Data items

>>>>

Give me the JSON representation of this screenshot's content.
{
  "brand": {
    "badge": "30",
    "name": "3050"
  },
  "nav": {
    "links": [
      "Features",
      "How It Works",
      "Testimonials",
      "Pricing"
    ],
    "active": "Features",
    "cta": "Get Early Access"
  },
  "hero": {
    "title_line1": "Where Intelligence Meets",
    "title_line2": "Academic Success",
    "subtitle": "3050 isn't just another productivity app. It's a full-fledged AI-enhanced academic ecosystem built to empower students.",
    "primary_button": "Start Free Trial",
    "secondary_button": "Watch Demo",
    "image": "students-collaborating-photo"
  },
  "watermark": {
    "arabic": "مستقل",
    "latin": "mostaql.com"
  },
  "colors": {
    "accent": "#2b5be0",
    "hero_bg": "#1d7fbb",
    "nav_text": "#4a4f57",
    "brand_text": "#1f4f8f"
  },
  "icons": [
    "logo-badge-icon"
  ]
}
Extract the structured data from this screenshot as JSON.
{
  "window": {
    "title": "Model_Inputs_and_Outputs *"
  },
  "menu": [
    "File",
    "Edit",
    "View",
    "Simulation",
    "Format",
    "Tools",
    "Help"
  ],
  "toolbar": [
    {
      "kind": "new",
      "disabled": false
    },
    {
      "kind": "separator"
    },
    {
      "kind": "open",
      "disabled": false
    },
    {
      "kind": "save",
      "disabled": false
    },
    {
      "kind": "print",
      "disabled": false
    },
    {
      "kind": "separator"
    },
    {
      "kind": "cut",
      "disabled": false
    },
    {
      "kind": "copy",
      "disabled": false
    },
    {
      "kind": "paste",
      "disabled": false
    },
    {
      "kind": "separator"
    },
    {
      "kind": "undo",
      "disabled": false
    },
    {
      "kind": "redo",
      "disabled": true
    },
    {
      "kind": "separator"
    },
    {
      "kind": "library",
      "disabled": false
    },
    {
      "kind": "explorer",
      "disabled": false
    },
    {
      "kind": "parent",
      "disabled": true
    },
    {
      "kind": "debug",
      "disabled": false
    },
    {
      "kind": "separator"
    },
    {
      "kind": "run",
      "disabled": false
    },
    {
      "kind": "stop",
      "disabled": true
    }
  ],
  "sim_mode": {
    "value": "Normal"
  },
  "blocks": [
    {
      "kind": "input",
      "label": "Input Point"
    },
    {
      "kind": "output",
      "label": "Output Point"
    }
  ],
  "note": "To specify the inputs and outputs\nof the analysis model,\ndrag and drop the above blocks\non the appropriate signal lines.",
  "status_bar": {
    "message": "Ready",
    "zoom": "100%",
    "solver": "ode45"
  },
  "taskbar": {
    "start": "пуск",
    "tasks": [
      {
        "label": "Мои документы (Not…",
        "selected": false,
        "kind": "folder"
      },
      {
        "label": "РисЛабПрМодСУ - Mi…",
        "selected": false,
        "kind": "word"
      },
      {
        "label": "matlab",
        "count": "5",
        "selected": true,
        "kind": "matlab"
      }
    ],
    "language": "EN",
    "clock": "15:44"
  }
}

<<<<

■ What you will do: Retype the listing. Match it exactly.

■ Response to the exercise:
Give me the JSON representation of this screenshot's content.
{
  "brand": {
    "badge": "30",
    "name": "3050"
  },
  "nav": {
    "links": [
      "Features",
      "How It Works",
      "Testimonials",
      "Pricing"
    ],
    "active": "Features",
    "cta": "Get Early Access"
  },
  "hero": {
    "title_line1": "Where Intelligence Meets",
    "title_line2": "Academic Success",
    "subtitle": "3050 isn't just another productivity app. It's a full-fledged AI-enhanced academic ecosystem built to empower students.",
    "primary_button": "Start Free Trial",
    "secondary_button": "Watch Demo",
    "image": "students-collaborating-photo"
  },
  "watermark": {
    "arabic": "مستقل",
    "latin": "mostaql.com"
  },
  "colors": {
    "accent": "#2b5be0",
    "hero_bg": "#1d7fbb",
    "nav_text": "#4a4f57",
    "brand_text": "#1f4f8f"
  },
  "icons": [
    "logo-badge-icon"
  ]
}
Extract the structured data from this screenshot as JSON.
{
  "window": {
    "title": "Model_Inputs_and_Outputs *"
  },
  "menu": [
    "File",
    "Edit",
    "View",
    "Simulation",
    "Format",
    "Tools",
    "Help"
  ],
  "toolbar": [
    {
      "kind": "new",
      "disabled": false
    },
    {
      "kind": "separator"
    },
    {
      "kind": "open",
      "disabled": false
    },
    {
      "kind": "save",
      "disabled": false
    },
    {
      "kind": "print",
      "disabled": false
    },
    {
      "kind": "separator"
    },
    {
      "kind": "cut",
      "disabled": false
    },
    {
      "kind": "copy",
      "disabled": false
    },
    {
      "kind": "paste",
      "disabled": false
    },
    {
      "kind": "separator"
    },
    {
      "kind": "undo",
      "disabled": false
    },
    {
      "kind": "redo",
      "disabled": true
    },
    {
      "kind": "separator"
    },
    {
      "kind": "library",
      "disabled": false
    },
    {
      "kind": "explorer",
      "disabled": false
    },
    {
      "kind": "parent",
      "disabled": true
    },
    {
      "kind": "debug",
      "disabled": false
    },
    {
      "kind": "separator"
    },
    {
      "kind": "run",
      "disabled": false
    },
    {
      "kind": "stop",
      "disabled": true
    }
  ],
  "sim_mode": {
    "value": "Normal"
  },
  "blocks": [
    {
      "kind": "input",
      "label": "Input Point"
    },
    {
      "kind": "output",
      "label": "Output Point"
    }
  ],
  "note": "To specify the inputs and outputs\nof the analysis model,\ndrag and drop the above blocks\non the appropriate signal lines.",
  "status_bar": {
    "message": "Ready",
    "zoom": "100%",
    "solver": "ode45"
  },
  "taskbar": {
    "start": "пуск",
    "tasks": [
      {
        "label": "Мои документы (Not…",
        "selected": false,
        "kind": "folder"
      },
      {
        "label": "РисЛабПрМодСУ - Mi…",
        "selected": false,
        "kind": "word"
      },
      {
        "label": "matlab",
        "count": "5",
        "selected": true,
        "kind": "matlab"
      }
    ],
    "language": "EN",
    "clock": "15:44"
  }
}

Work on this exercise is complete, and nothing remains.